**EXPLORER LE CONTENU:**
A. Selon le texte sur le Tadorne casarca, où hivernent la plupart des oiseaux ?
B. Dans le texte sur le Tadorne casarca, recopiez le passage allant de « Il mesure entre » jusqu'à « queue sont noirs. » en renommant « roux » en « orangé ».

**TEXTE FOURNI:**
<<<<

Tadorne casarca (Tadorna ferruginea)

Le Tadorne casarca (Tadorna ferruginea) est une espèce d'oiseau appartenant à la famille des anatidés.

Il mesure entre 61 et 67 cm pour un poids de 1,2 à 1,6 kg. Le plumage est essentiellement roux, plus clair sur la tête. Les ailes sont noires avec un miroir vert. La tête, le bec et la queue sont noirs.

La femelle se distingue du mâle par la zone blanche étendue entre le bec et l'œil et l'absence de collier noir.

Aire de répartition

On rencontre le Tadorne casarca depuis la Roumanie et l'Ukraine jusqu'à la Chine et la Mongolie en passant par les steppes de l'Altaï, où il est appelé « canard rouge ». De petites populations isolées sont présentes au Maroc et en Éthiopie.

L'espèce a été introduite en Europe de l'Ouest à des fins ornementales. Des individus échappés de captivité ont fini par former une petite population en Suisse, qui commence à s'étendre hors de ce pays et notamment dans l'Est de la France où l'espèce peut être observée.

La plupart des oiseaux hivernent en Inde et dans le sud-est de l'Asie.

Habitat

Le Tadorne casarca niche au bord des rivières et des lacs de steppe, il évite les lieux boisés. L'espèce utilise des cavités pour nicher, éventuellement à une hauteur relativement importante. Elle entre ainsi en concurrence avec des espèces indigènes comme l'Effraie des clochers, la Chouette hulotte ou le Faucon crécerelle, ce qui en fait une menace pour la biodiversité européenne. C'est pour cette raison qu'en Suisse, elle est considérée comme une espèce invasive à éliminer.

Biologie

Le Tadorne casarca vit en couples ou en petits groupes. Les couples sont fidèles et défendent un territoire durant la période de reproduction. Celle-ci a lieu entre avril et mai ; le nid est placé dans un terrier, un trou d'arbre ou une crevasse. Le départ en migration a lieu au mois de septembre.

Le Tadorne casarca se nourrit en broutant ou en barbotant dans l'eau.

Populations

La population mondiale est estimée entre 170 000 et 220 000 oiseaux. Les oiseaux du Maroc et d'Europe de l'Est sont menacés par la chasse.

>>>>

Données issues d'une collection
<<<<

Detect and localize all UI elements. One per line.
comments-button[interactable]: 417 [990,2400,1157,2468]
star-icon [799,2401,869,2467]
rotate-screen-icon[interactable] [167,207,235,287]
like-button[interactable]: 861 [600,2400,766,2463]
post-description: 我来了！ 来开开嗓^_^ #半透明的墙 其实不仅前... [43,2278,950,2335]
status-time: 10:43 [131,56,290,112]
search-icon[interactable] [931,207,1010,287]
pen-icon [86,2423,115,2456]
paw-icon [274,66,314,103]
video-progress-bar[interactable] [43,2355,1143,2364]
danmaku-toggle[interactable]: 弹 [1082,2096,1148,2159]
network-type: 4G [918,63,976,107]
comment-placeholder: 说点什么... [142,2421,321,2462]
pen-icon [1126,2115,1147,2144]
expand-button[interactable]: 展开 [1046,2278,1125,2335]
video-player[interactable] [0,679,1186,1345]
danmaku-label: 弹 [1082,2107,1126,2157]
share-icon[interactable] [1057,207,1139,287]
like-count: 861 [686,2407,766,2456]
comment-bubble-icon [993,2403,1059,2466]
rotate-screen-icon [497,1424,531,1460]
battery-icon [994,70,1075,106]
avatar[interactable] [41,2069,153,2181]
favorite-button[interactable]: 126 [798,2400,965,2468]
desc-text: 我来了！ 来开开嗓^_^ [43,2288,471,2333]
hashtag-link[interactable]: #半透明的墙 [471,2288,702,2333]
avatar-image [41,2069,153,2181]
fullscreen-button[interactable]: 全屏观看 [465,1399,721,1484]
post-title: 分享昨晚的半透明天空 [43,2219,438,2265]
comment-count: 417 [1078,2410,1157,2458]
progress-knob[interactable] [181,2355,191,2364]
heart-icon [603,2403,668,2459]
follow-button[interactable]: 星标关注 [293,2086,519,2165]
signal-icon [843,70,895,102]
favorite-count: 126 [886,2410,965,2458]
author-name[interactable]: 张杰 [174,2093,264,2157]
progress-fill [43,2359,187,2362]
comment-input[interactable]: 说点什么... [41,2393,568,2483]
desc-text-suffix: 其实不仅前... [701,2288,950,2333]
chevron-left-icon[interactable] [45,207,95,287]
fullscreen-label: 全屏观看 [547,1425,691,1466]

>>>>

**RÉSULTATS DE L'EXERCICE:**
A. En Inde et dans le sud-est de l'Asie.

B.
Il mesure entre 61 et 67 cm pour un poids de 1,2 à 1,6 kg. Le plumage est essentiellement orangé, plus clair sur la tête. Les ailes sont noires avec un miroir vert. La tête, le bec et la queue sont noirs.